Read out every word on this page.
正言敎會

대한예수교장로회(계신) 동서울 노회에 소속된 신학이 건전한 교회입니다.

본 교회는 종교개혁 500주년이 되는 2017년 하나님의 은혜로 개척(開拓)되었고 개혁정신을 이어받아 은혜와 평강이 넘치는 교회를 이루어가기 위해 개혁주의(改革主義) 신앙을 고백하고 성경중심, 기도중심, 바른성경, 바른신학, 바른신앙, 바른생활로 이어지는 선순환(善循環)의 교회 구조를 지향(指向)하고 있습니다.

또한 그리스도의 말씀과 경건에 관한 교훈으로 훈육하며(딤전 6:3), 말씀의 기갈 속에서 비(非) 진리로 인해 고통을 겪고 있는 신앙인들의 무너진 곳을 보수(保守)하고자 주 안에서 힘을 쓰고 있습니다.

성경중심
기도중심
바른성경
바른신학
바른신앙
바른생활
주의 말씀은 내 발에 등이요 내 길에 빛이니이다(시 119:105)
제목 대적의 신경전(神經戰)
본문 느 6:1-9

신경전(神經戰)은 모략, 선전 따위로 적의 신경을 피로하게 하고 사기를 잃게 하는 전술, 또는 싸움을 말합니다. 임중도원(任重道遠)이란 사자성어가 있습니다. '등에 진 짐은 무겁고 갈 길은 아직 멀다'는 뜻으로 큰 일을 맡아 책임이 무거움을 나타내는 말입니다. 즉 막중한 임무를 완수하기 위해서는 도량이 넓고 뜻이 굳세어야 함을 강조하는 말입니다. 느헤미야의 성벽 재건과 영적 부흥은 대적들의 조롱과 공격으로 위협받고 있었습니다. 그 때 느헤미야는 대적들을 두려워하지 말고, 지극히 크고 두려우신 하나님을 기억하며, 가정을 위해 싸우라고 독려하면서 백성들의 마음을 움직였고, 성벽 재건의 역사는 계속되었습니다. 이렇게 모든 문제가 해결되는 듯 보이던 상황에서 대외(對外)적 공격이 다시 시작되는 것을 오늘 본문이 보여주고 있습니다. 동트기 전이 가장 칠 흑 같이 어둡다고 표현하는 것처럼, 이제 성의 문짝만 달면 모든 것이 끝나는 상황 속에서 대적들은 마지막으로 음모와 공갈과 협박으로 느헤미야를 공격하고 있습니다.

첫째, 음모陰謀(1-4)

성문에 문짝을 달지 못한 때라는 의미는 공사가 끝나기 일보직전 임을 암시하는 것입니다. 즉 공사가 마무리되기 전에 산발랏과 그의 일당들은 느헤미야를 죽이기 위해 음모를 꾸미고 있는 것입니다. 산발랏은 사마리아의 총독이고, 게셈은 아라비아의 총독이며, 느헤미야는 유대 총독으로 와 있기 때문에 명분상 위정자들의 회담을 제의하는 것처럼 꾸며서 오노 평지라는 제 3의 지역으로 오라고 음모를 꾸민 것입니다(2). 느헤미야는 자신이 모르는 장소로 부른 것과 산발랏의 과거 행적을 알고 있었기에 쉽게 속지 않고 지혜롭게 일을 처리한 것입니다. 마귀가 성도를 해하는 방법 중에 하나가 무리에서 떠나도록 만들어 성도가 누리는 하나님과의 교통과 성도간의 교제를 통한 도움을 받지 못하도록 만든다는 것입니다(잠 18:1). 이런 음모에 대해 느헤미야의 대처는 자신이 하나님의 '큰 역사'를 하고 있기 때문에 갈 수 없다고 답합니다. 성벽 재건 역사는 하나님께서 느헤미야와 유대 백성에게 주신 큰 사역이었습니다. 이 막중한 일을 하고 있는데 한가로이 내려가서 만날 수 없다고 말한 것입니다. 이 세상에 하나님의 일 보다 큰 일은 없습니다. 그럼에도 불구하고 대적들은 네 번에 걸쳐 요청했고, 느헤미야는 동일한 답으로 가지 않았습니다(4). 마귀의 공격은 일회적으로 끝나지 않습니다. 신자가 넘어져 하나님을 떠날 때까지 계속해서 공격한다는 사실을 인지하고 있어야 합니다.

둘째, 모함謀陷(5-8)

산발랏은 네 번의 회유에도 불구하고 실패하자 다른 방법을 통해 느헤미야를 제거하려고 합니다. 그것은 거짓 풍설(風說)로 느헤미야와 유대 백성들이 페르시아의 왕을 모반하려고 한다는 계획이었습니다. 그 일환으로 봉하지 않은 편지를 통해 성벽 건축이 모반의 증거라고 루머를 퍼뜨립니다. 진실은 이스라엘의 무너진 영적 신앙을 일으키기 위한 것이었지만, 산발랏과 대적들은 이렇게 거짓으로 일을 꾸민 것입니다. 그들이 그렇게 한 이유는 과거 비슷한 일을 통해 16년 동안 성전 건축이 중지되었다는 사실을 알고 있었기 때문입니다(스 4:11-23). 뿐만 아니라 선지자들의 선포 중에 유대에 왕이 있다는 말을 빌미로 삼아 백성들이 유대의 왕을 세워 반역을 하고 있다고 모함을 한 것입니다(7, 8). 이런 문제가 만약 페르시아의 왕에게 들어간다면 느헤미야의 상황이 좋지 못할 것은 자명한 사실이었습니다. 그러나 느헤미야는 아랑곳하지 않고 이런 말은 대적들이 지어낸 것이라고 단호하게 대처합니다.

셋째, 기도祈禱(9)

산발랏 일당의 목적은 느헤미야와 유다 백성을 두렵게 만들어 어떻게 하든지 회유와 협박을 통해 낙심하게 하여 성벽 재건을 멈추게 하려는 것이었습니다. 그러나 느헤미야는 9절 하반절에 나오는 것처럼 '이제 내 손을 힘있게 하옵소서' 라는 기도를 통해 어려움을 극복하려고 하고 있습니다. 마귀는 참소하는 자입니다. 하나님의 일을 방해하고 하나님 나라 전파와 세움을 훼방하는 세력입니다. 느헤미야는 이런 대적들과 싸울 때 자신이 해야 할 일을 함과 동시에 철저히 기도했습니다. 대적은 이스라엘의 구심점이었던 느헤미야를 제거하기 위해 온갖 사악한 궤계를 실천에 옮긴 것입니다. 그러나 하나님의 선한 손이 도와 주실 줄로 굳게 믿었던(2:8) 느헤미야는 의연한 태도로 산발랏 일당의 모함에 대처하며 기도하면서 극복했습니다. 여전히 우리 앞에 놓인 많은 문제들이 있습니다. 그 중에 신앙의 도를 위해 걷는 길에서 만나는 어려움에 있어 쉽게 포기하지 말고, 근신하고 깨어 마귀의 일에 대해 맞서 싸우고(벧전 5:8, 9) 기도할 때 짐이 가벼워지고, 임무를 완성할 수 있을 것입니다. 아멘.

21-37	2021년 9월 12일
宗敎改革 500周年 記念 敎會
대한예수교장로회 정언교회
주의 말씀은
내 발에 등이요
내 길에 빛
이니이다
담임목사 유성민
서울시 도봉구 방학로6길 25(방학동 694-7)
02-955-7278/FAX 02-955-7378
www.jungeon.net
◆ ◆ ◆ ◆
--- WORK TO COMPLETE ---
Produce an exact copy of the whole listing.

--- PROBLEM SOLUTION ---
Read out every word on this page.
正言敎會

대한예수교장로회(계신) 동서울 노회에 소속된 신학이 건전한 교회입니다.

본 교회는 종교개혁 500주년이 되는 2017년 하나님의 은혜로 개척(開拓)되었고 개혁정신을 이어받아 은혜와 평강이 넘치는 교회를 이루어가기 위해 개혁주의(改革主義) 신앙을 고백하고 성경중심, 기도중심, 바른성경, 바른신학, 바른신앙, 바른생활로 이어지는 선순환(善循環)의 교회 구조를 지향(指向)하고 있습니다.

또한 그리스도의 말씀과 경건에 관한 교훈으로 훈육하며(딤전 6:3), 말씀의 기갈 속에서 비(非) 진리로 인해 고통을 겪고 있는 신앙인들의 무너진 곳을 보수(保守)하고자 주 안에서 힘을 쓰고 있습니다.

성경중심
기도중심
바른성경
바른신학
바른신앙
바른생활
주의 말씀은 내 발에 등이요 내 길에 빛이니이다(시 119:105)
제목 대적의 신경전(神經戰)
본문 느 6:1-9

신경전(神經戰)은 모략, 선전 따위로 적의 신경을 피로하게 하고 사기를 잃게 하는 전술, 또는 싸움을 말합니다. 임중도원(任重道遠)이란 사자성어가 있습니다. '등에 진 짐은 무겁고 갈 길은 아직 멀다'는 뜻으로 큰 일을 맡아 책임이 무거움을 나타내는 말입니다. 즉 막중한 임무를 완수하기 위해서는 도량이 넓고 뜻이 굳세어야 함을 강조하는 말입니다. 느헤미야의 성벽 재건과 영적 부흥은 대적들의 조롱과 공격으로 위협받고 있었습니다. 그 때 느헤미야는 대적들을 두려워하지 말고, 지극히 크고 두려우신 하나님을 기억하며, 가정을 위해 싸우라고 독려하면서 백성들의 마음을 움직였고, 성벽 재건의 역사는 계속되었습니다. 이렇게 모든 문제가 해결되는 듯 보이던 상황에서 대외(對外)적 공격이 다시 시작되는 것을 오늘 본문이 보여주고 있습니다. 동트기 전이 가장 칠 흑 같이 어둡다고 표현하는 것처럼, 이제 성의 문짝만 달면 모든 것이 끝나는 상황 속에서 대적들은 마지막으로 음모와 공갈과 협박으로 느헤미야를 공격하고 있습니다.

첫째, 음모陰謀(1-4)

성문에 문짝을 달지 못한 때라는 의미는 공사가 끝나기 일보직전 임을 암시하는 것입니다. 즉 공사가 마무리되기 전에 산발랏과 그의 일당들은 느헤미야를 죽이기 위해 음모를 꾸미고 있는 것입니다. 산발랏은 사마리아의 총독이고, 게셈은 아라비아의 총독이며, 느헤미야는 유대 총독으로 와 있기 때문에 명분상 위정자들의 회담을 제의하는 것처럼 꾸며서 오노 평지라는 제 3의 지역으로 오라고 음모를 꾸민 것입니다(2). 느헤미야는 자신이 모르는 장소로 부른 것과 산발랏의 과거 행적을 알고 있었기에 쉽게 속지 않고 지혜롭게 일을 처리한 것입니다. 마귀가 성도를 해하는 방법 중에 하나가 무리에서 떠나도록 만들어 성도가 누리는 하나님과의 교통과 성도간의 교제를 통한 도움을 받지 못하도록 만든다는 것입니다(잠 18:1). 이런 음모에 대해 느헤미야의 대처는 자신이 하나님의 '큰 역사'를 하고 있기 때문에 갈 수 없다고 답합니다. 성벽 재건 역사는 하나님께서 느헤미야와 유대 백성에게 주신 큰 사역이었습니다. 이 막중한 일을 하고 있는데 한가로이 내려가서 만날 수 없다고 말한 것입니다. 이 세상에 하나님의 일 보다 큰 일은 없습니다. 그럼에도 불구하고 대적들은 네 번에 걸쳐 요청했고, 느헤미야는 동일한 답으로 가지 않았습니다(4). 마귀의 공격은 일회적으로 끝나지 않습니다. 신자가 넘어져 하나님을 떠날 때까지 계속해서 공격한다는 사실을 인지하고 있어야 합니다.

둘째, 모함謀陷(5-8)

산발랏은 네 번의 회유에도 불구하고 실패하자 다른 방법을 통해 느헤미야를 제거하려고 합니다. 그것은 거짓 풍설(風說)로 느헤미야와 유대 백성들이 페르시아의 왕을 모반하려고 한다는 계획이었습니다. 그 일환으로 봉하지 않은 편지를 통해 성벽 건축이 모반의 증거라고 루머를 퍼뜨립니다. 진실은 이스라엘의 무너진 영적 신앙을 일으키기 위한 것이었지만, 산발랏과 대적들은 이렇게 거짓으로 일을 꾸민 것입니다. 그들이 그렇게 한 이유는 과거 비슷한 일을 통해 16년 동안 성전 건축이 중지되었다는 사실을 알고 있었기 때문입니다(스 4:11-23). 뿐만 아니라 선지자들의 선포 중에 유대에 왕이 있다는 말을 빌미로 삼아 백성들이 유대의 왕을 세워 반역을 하고 있다고 모함을 한 것입니다(7, 8). 이런 문제가 만약 페르시아의 왕에게 들어간다면 느헤미야의 상황이 좋지 못할 것은 자명한 사실이었습니다. 그러나 느헤미야는 아랑곳하지 않고 이런 말은 대적들이 지어낸 것이라고 단호하게 대처합니다.

셋째, 기도祈禱(9)

산발랏 일당의 목적은 느헤미야와 유다 백성을 두렵게 만들어 어떻게 하든지 회유와 협박을 통해 낙심하게 하여 성벽 재건을 멈추게 하려는 것이었습니다. 그러나 느헤미야는 9절 하반절에 나오는 것처럼 '이제 내 손을 힘있게 하옵소서' 라는 기도를 통해 어려움을 극복하려고 하고 있습니다. 마귀는 참소하는 자입니다. 하나님의 일을 방해하고 하나님 나라 전파와 세움을 훼방하는 세력입니다. 느헤미야는 이런 대적들과 싸울 때 자신이 해야 할 일을 함과 동시에 철저히 기도했습니다. 대적은 이스라엘의 구심점이었던 느헤미야를 제거하기 위해 온갖 사악한 궤계를 실천에 옮긴 것입니다. 그러나 하나님의 선한 손이 도와 주실 줄로 굳게 믿었던(2:8) 느헤미야는 의연한 태도로 산발랏 일당의 모함에 대처하며 기도하면서 극복했습니다. 여전히 우리 앞에 놓인 많은 문제들이 있습니다. 그 중에 신앙의 도를 위해 걷는 길에서 만나는 어려움에 있어 쉽게 포기하지 말고, 근신하고 깨어 마귀의 일에 대해 맞서 싸우고(벧전 5:8, 9) 기도할 때 짐이 가벼워지고, 임무를 완성할 수 있을 것입니다. 아멘.

21-37	2021년 9월 12일
宗敎改革 500周年 記念 敎會
대한예수교장로회 정언교회
주의 말씀은
내 발에 등이요
내 길에 빛
이니이다
담임목사 유성민
서울시 도봉구 방학로6길 25(방학동 694-7)
02-955-7278/FAX 02-955-7378
www.jungeon.net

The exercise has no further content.